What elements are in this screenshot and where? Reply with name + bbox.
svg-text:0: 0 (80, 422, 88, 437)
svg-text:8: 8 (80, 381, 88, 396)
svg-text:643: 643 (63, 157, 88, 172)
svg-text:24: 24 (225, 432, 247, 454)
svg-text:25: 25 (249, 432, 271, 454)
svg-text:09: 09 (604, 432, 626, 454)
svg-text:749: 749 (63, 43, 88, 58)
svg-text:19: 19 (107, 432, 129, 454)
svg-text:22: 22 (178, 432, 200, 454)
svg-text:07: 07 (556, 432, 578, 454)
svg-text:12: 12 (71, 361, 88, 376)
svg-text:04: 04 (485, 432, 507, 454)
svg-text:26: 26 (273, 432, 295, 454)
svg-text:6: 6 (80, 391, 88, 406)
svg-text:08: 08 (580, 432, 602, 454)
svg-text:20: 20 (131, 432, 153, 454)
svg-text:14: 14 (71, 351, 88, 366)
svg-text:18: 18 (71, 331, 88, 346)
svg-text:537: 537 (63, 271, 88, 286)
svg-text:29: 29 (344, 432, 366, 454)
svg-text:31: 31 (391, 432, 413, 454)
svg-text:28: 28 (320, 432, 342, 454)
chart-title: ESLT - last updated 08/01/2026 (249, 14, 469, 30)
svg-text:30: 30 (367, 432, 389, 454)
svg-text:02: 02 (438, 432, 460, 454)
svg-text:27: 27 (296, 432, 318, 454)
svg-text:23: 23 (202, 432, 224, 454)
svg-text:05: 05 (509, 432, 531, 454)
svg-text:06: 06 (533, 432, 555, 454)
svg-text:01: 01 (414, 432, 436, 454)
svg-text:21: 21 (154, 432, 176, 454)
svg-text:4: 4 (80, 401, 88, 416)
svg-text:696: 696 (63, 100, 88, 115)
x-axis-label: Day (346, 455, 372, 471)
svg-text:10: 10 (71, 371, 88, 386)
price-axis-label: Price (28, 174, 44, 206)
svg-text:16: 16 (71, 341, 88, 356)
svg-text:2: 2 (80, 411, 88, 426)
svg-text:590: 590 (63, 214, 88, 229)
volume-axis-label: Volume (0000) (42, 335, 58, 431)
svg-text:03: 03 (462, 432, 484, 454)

___

▶ Task instructions: Change every "svg-text" in the listing to "text-node" and reproduce all the lines with nothing else altered.

▶ Answer to this task:
What elements are in this screenshot and where? Reply with name + bbox.
text-node:0: 0 (80, 422, 88, 437)
text-node:8: 8 (80, 381, 88, 396)
text-node:643: 643 (63, 157, 88, 172)
text-node:24: 24 (225, 432, 247, 454)
text-node:25: 25 (249, 432, 271, 454)
text-node:09: 09 (604, 432, 626, 454)
text-node:749: 749 (63, 43, 88, 58)
text-node:19: 19 (107, 432, 129, 454)
text-node:22: 22 (178, 432, 200, 454)
text-node:07: 07 (556, 432, 578, 454)
text-node:12: 12 (71, 361, 88, 376)
text-node:04: 04 (485, 432, 507, 454)
text-node:26: 26 (273, 432, 295, 454)
text-node:6: 6 (80, 391, 88, 406)
text-node:08: 08 (580, 432, 602, 454)
text-node:20: 20 (131, 432, 153, 454)
text-node:14: 14 (71, 351, 88, 366)
text-node:18: 18 (71, 331, 88, 346)
text-node:537: 537 (63, 271, 88, 286)
text-node:29: 29 (344, 432, 366, 454)
text-node:31: 31 (391, 432, 413, 454)
text-node:28: 28 (320, 432, 342, 454)
chart-title: ESLT - last updated 08/01/2026 (249, 14, 469, 30)
text-node:30: 30 (367, 432, 389, 454)
text-node:02: 02 (438, 432, 460, 454)
text-node:27: 27 (296, 432, 318, 454)
text-node:23: 23 (202, 432, 224, 454)
text-node:05: 05 (509, 432, 531, 454)
text-node:06: 06 (533, 432, 555, 454)
text-node:01: 01 (414, 432, 436, 454)
text-node:21: 21 (154, 432, 176, 454)
text-node:4: 4 (80, 401, 88, 416)
text-node:696: 696 (63, 100, 88, 115)
x-axis-label: Day (346, 455, 372, 471)
text-node:10: 10 (71, 371, 88, 386)
price-axis-label: Price (28, 174, 44, 206)
text-node:16: 16 (71, 341, 88, 356)
text-node:2: 2 (80, 411, 88, 426)
text-node:590: 590 (63, 214, 88, 229)
volume-axis-label: Volume (0000) (42, 335, 58, 431)
text-node:03: 03 (462, 432, 484, 454)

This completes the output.